Records from a data source
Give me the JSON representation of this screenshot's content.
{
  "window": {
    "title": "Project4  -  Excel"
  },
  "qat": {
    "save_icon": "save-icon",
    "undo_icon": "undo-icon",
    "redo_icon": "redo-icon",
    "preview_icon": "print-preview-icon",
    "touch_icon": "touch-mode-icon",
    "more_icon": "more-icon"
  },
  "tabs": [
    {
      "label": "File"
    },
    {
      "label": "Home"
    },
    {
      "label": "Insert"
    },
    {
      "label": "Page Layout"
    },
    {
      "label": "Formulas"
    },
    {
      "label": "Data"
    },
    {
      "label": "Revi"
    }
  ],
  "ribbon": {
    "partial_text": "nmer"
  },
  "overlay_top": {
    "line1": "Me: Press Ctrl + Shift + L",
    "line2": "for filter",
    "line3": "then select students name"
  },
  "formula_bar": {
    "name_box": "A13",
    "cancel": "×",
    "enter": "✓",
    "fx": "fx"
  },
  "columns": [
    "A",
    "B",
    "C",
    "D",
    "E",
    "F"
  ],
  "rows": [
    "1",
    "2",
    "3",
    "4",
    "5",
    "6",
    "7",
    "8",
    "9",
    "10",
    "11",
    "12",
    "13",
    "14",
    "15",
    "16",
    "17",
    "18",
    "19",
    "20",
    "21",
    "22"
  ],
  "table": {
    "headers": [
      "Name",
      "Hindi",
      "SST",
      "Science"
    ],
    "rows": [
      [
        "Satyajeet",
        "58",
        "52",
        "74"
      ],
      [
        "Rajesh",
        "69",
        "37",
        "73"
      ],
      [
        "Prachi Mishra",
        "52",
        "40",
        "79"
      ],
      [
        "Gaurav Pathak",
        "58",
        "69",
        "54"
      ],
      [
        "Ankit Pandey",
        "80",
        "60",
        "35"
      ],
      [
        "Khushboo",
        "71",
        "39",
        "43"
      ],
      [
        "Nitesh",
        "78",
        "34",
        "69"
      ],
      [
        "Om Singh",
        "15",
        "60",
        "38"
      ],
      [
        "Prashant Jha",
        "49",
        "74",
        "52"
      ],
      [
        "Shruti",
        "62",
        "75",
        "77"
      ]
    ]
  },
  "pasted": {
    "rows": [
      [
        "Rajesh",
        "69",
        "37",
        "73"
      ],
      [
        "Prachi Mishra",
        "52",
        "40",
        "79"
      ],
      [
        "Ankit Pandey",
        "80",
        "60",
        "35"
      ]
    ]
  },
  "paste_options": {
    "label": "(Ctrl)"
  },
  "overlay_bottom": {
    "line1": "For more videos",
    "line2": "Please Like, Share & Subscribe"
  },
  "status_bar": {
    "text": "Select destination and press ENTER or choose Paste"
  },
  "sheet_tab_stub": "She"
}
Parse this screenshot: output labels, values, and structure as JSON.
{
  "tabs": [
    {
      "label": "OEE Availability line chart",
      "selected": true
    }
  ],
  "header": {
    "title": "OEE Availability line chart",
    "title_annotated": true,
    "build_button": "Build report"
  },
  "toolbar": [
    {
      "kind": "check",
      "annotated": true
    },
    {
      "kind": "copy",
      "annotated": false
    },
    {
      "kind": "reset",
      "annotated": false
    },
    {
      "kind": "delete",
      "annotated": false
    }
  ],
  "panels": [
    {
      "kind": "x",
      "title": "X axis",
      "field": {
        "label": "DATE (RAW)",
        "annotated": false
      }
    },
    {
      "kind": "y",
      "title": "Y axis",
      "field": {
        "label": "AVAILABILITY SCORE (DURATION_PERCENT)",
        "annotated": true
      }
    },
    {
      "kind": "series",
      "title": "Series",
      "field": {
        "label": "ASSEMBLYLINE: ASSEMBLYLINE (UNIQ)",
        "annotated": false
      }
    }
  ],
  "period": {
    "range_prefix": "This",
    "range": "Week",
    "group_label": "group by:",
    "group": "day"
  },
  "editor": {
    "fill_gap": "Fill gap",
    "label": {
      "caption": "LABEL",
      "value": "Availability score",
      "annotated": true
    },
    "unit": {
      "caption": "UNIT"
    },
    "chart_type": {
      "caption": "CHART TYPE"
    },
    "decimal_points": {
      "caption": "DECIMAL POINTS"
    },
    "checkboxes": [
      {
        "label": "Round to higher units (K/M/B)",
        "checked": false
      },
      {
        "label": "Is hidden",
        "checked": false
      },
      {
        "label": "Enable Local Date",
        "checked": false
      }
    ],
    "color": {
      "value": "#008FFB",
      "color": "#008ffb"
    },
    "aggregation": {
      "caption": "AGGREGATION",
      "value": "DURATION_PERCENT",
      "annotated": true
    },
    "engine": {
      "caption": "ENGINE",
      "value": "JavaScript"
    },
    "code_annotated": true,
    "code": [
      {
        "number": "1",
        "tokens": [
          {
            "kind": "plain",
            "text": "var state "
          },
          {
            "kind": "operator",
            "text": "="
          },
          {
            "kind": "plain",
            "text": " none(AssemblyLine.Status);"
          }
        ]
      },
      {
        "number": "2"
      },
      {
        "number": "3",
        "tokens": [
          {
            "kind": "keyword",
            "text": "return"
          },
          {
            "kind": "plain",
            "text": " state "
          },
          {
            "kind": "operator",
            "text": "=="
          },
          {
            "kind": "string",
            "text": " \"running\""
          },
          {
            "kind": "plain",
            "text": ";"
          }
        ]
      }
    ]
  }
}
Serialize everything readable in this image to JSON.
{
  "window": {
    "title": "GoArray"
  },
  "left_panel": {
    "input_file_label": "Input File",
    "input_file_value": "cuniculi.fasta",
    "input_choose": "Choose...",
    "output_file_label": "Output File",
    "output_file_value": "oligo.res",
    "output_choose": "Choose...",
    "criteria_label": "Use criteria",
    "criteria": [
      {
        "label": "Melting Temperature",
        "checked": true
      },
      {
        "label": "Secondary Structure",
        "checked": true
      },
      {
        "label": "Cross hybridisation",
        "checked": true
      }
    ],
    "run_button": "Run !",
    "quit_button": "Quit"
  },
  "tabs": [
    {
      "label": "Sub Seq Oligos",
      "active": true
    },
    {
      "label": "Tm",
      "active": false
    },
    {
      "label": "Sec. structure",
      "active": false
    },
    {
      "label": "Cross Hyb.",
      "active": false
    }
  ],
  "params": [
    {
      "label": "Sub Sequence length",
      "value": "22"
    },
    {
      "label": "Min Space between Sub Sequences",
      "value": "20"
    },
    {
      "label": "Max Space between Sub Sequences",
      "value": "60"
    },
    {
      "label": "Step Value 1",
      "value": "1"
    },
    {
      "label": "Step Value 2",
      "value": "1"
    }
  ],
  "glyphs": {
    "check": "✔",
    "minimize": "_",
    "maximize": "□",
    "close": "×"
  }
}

Task directions: Give the listing above again, word for word.

Output:
Give me the JSON representation of this screenshot's content.
{
  "window": {
    "title": "Project4  -  Excel"
  },
  "qat": {
    "save_icon": "save-icon",
    "undo_icon": "undo-icon",
    "redo_icon": "redo-icon",
    "preview_icon": "print-preview-icon",
    "touch_icon": "touch-mode-icon",
    "more_icon": "more-icon"
  },
  "tabs": [
    {
      "label": "File"
    },
    {
      "label": "Home"
    },
    {
      "label": "Insert"
    },
    {
      "label": "Page Layout"
    },
    {
      "label": "Formulas"
    },
    {
      "label": "Data"
    },
    {
      "label": "Revi"
    }
  ],
  "ribbon": {
    "partial_text": "nmer"
  },
  "overlay_top": {
    "line1": "Me: Press Ctrl + Shift + L",
    "line2": "for filter",
    "line3": "then select students name"
  },
  "formula_bar": {
    "name_box": "A13",
    "cancel": "×",
    "enter": "✓",
    "fx": "fx"
  },
  "columns": [
    "A",
    "B",
    "C",
    "D",
    "E",
    "F"
  ],
  "rows": [
    "1",
    "2",
    "3",
    "4",
    "5",
    "6",
    "7",
    "8",
    "9",
    "10",
    "11",
    "12",
    "13",
    "14",
    "15",
    "16",
    "17",
    "18",
    "19",
    "20",
    "21",
    "22"
  ],
  "table": {
    "headers": [
      "Name",
      "Hindi",
      "SST",
      "Science"
    ],
    "rows": [
      [
        "Satyajeet",
        "58",
        "52",
        "74"
      ],
      [
        "Rajesh",
        "69",
        "37",
        "73"
      ],
      [
        "Prachi Mishra",
        "52",
        "40",
        "79"
      ],
      [
        "Gaurav Pathak",
        "58",
        "69",
        "54"
      ],
      [
        "Ankit Pandey",
        "80",
        "60",
        "35"
      ],
      [
        "Khushboo",
        "71",
        "39",
        "43"
      ],
      [
        "Nitesh",
        "78",
        "34",
        "69"
      ],
      [
        "Om Singh",
        "15",
        "60",
        "38"
      ],
      [
        "Prashant Jha",
        "49",
        "74",
        "52"
      ],
      [
        "Shruti",
        "62",
        "75",
        "77"
      ]
    ]
  },
  "pasted": {
    "rows": [
      [
        "Rajesh",
        "69",
        "37",
        "73"
      ],
      [
        "Prachi Mishra",
        "52",
        "40",
        "79"
      ],
      [
        "Ankit Pandey",
        "80",
        "60",
        "35"
      ]
    ]
  },
  "paste_options": {
    "label": "(Ctrl)"
  },
  "overlay_bottom": {
    "line1": "For more videos",
    "line2": "Please Like, Share & Subscribe"
  },
  "status_bar": {
    "text": "Select destination and press ENTER or choose Paste"
  },
  "sheet_tab_stub": "She"
}
Parse this screenshot: output labels, values, and structure as JSON.
{
  "tabs": [
    {
      "label": "OEE Availability line chart",
      "selected": true
    }
  ],
  "header": {
    "title": "OEE Availability line chart",
    "title_annotated": true,
    "build_button": "Build report"
  },
  "toolbar": [
    {
      "kind": "check",
      "annotated": true
    },
    {
      "kind": "copy",
      "annotated": false
    },
    {
      "kind": "reset",
      "annotated": false
    },
    {
      "kind": "delete",
      "annotated": false
    }
  ],
  "panels": [
    {
      "kind": "x",
      "title": "X axis",
      "field": {
        "label": "DATE (RAW)",
        "annotated": false
      }
    },
    {
      "kind": "y",
      "title": "Y axis",
      "field": {
        "label": "AVAILABILITY SCORE (DURATION_PERCENT)",
        "annotated": true
      }
    },
    {
      "kind": "series",
      "title": "Series",
      "field": {
        "label": "ASSEMBLYLINE: ASSEMBLYLINE (UNIQ)",
        "annotated": false
      }
    }
  ],
  "period": {
    "range_prefix": "This",
    "range": "Week",
    "group_label": "group by:",
    "group": "day"
  },
  "editor": {
    "fill_gap": "Fill gap",
    "label": {
      "caption": "LABEL",
      "value": "Availability score",
      "annotated": true
    },
    "unit": {
      "caption": "UNIT"
    },
    "chart_type": {
      "caption": "CHART TYPE"
    },
    "decimal_points": {
      "caption": "DECIMAL POINTS"
    },
    "checkboxes": [
      {
        "label": "Round to higher units (K/M/B)",
        "checked": false
      },
      {
        "label": "Is hidden",
        "checked": false
      },
      {
        "label": "Enable Local Date",
        "checked": false
      }
    ],
    "color": {
      "value": "#008FFB",
      "color": "#008ffb"
    },
    "aggregation": {
      "caption": "AGGREGATION",
      "value": "DURATION_PERCENT",
      "annotated": true
    },
    "engine": {
      "caption": "ENGINE",
      "value": "JavaScript"
    },
    "code_annotated": true,
    "code": [
      {
        "number": "1",
        "tokens": [
          {
            "kind": "plain",
            "text": "var state "
          },
          {
            "kind": "operator",
            "text": "="
          },
          {
            "kind": "plain",
            "text": " none(AssemblyLine.Status);"
          }
        ]
      },
      {
        "number": "2"
      },
      {
        "number": "3",
        "tokens": [
          {
            "kind": "keyword",
            "text": "return"
          },
          {
            "kind": "plain",
            "text": " state "
          },
          {
            "kind": "operator",
            "text": "=="
          },
          {
            "kind": "string",
            "text": " \"running\""
          },
          {
            "kind": "plain",
            "text": ";"
          }
        ]
      }
    ]
  }
}
Serialize everything readable in this image to JSON.
{
  "window": {
    "title": "GoArray"
  },
  "left_panel": {
    "input_file_label": "Input File",
    "input_file_value": "cuniculi.fasta",
    "input_choose": "Choose...",
    "output_file_label": "Output File",
    "output_file_value": "oligo.res",
    "output_choose": "Choose...",
    "criteria_label": "Use criteria",
    "criteria": [
      {
        "label": "Melting Temperature",
        "checked": true
      },
      {
        "label": "Secondary Structure",
        "checked": true
      },
      {
        "label": "Cross hybridisation",
        "checked": true
      }
    ],
    "run_button": "Run !",
    "quit_button": "Quit"
  },
  "tabs": [
    {
      "label": "Sub Seq Oligos",
      "active": true
    },
    {
      "label": "Tm",
      "active": false
    },
    {
      "label": "Sec. structure",
      "active": false
    },
    {
      "label": "Cross Hyb.",
      "active": false
    }
  ],
  "params": [
    {
      "label": "Sub Sequence length",
      "value": "22"
    },
    {
      "label": "Min Space between Sub Sequences",
      "value": "20"
    },
    {
      "label": "Max Space between Sub Sequences",
      "value": "60"
    },
    {
      "label": "Step Value 1",
      "value": "1"
    },
    {
      "label": "Step Value 2",
      "value": "1"
    }
  ],
  "glyphs": {
    "check": "✔",
    "minimize": "_",
    "maximize": "□",
    "close": "×"
  }
}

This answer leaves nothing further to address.